Output every line of the material exactly, omitting images.

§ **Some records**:
┌──

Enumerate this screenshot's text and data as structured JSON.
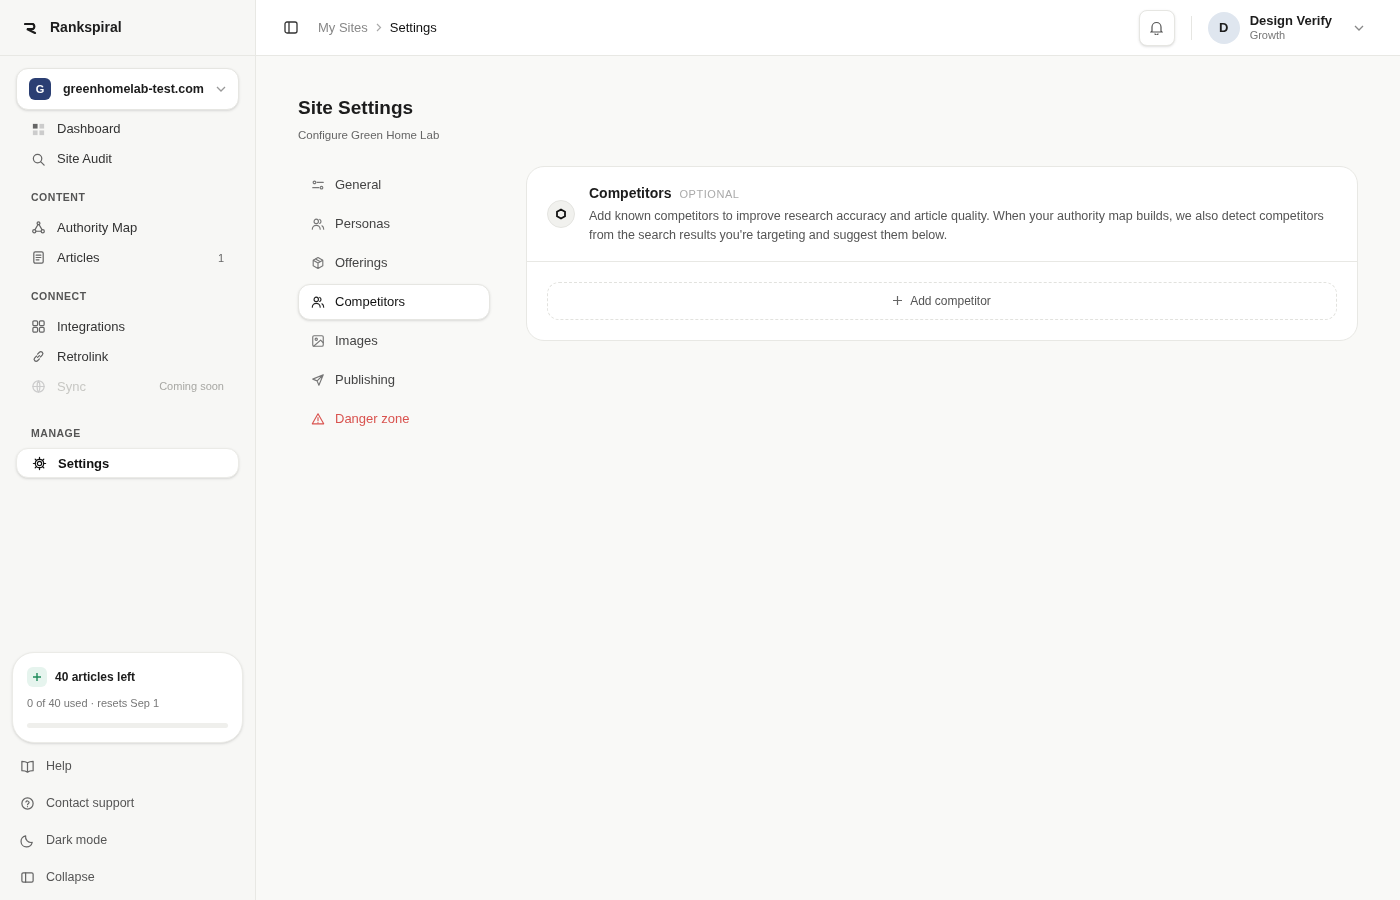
{
  "brand": {
    "name": "Rankspiral"
  },
  "site_switcher": {
    "initial": "G",
    "domain": "greenhomelab-test.com"
  },
  "sidebar": {
    "sections": [
      {
        "items": [
          {
            "label": "Dashboard",
            "selected": false,
            "disabled": false
          },
          {
            "label": "Site Audit",
            "selected": false,
            "disabled": false
          }
        ]
      },
      {
        "header": "CONTENT",
        "items": [
          {
            "label": "Authority Map",
            "selected": false,
            "disabled": false
          },
          {
            "label": "Articles",
            "badge": "1",
            "selected": false,
            "disabled": false
          }
        ]
      },
      {
        "header": "CONNECT",
        "items": [
          {
            "label": "Integrations",
            "selected": false,
            "disabled": false
          },
          {
            "label": "Retrolink",
            "selected": false,
            "disabled": false
          },
          {
            "label": "Sync",
            "note": "Coming soon",
            "selected": false,
            "disabled": true
          }
        ]
      },
      {
        "header": "MANAGE",
        "items": [
          {
            "label": "Settings",
            "selected": true,
            "disabled": false
          }
        ]
      }
    ]
  },
  "usage": {
    "title": "40 articles left",
    "detail": "0 of 40 used · resets Sep 1",
    "level": 0
  },
  "footer_links": [
    "Help",
    "Contact support",
    "Dark mode",
    "Collapse"
  ],
  "breadcrumb": [
    "My Sites",
    "Settings"
  ],
  "user": {
    "initial": "D",
    "name": "Design Verify",
    "plan": "Growth"
  },
  "page": {
    "title": "Site Settings",
    "subtitle": "Configure Green Home Lab"
  },
  "settings_nav": [
    {
      "label": "General",
      "selected": false,
      "danger": false
    },
    {
      "label": "Personas",
      "selected": false,
      "danger": false
    },
    {
      "label": "Offerings",
      "selected": false,
      "danger": false
    },
    {
      "label": "Competitors",
      "selected": true,
      "danger": false
    },
    {
      "label": "Images",
      "selected": false,
      "danger": false
    },
    {
      "label": "Publishing",
      "selected": false,
      "danger": false
    },
    {
      "label": "Danger zone",
      "selected": false,
      "danger": true
    }
  ],
  "panel": {
    "title": "Competitors",
    "tag": "OPTIONAL",
    "description": "Add known competitors to improve research accuracy and article quality. When your authority map builds, we also detect competitors from the search results you're targeting and suggest them below.",
    "add_button": "Add competitor"
  }
}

└──

§ **Exercise result**:
Enumerate this screenshot's text and data as structured JSON.
{
  "brand": {
    "name": "Rankspiral"
  },
  "site_switcher": {
    "initial": "G",
    "domain": "greenhomelab-test.com"
  },
  "sidebar": {
    "sections": [
      {
        "items": [
          {
            "label": "Dashboard",
            "selected": false,
            "disabled": false
          },
          {
            "label": "Site Audit",
            "selected": false,
            "disabled": false
          }
        ]
      },
      {
        "header": "CONTENT",
        "items": [
          {
            "label": "Authority Map",
            "selected": false,
            "disabled": false
          },
          {
            "label": "Articles",
            "badge": "1",
            "selected": false,
            "disabled": false
          }
        ]
      },
      {
        "header": "CONNECT",
        "items": [
          {
            "label": "Integrations",
            "selected": false,
            "disabled": false
          },
          {
            "label": "Retrolink",
            "selected": false,
            "disabled": false
          },
          {
            "label": "Sync",
            "note": "Coming soon",
            "selected": false,
            "disabled": true
          }
        ]
      },
      {
        "header": "MANAGE",
        "items": [
          {
            "label": "Settings",
            "selected": true,
            "disabled": false
          }
        ]
      }
    ]
  },
  "usage": {
    "title": "40 articles left",
    "detail": "0 of 40 used · resets Sep 1",
    "level": 0
  },
  "footer_links": [
    "Help",
    "Contact support",
    "Dark mode",
    "Collapse"
  ],
  "breadcrumb": [
    "My Sites",
    "Settings"
  ],
  "user": {
    "initial": "D",
    "name": "Design Verify",
    "plan": "Growth"
  },
  "page": {
    "title": "Site Settings",
    "subtitle": "Configure Green Home Lab"
  },
  "settings_nav": [
    {
      "label": "General",
      "selected": false,
      "danger": false
    },
    {
      "label": "Personas",
      "selected": false,
      "danger": false
    },
    {
      "label": "Offerings",
      "selected": false,
      "danger": false
    },
    {
      "label": "Competitors",
      "selected": true,
      "danger": false
    },
    {
      "label": "Images",
      "selected": false,
      "danger": false
    },
    {
      "label": "Publishing",
      "selected": false,
      "danger": false
    },
    {
      "label": "Danger zone",
      "selected": false,
      "danger": true
    }
  ],
  "panel": {
    "title": "Competitors",
    "tag": "OPTIONAL",
    "description": "Add known competitors to improve research accuracy and article quality. When your authority map builds, we also detect competitors from the search results you're targeting and suggest them below.",
    "add_button": "Add competitor"
  }
}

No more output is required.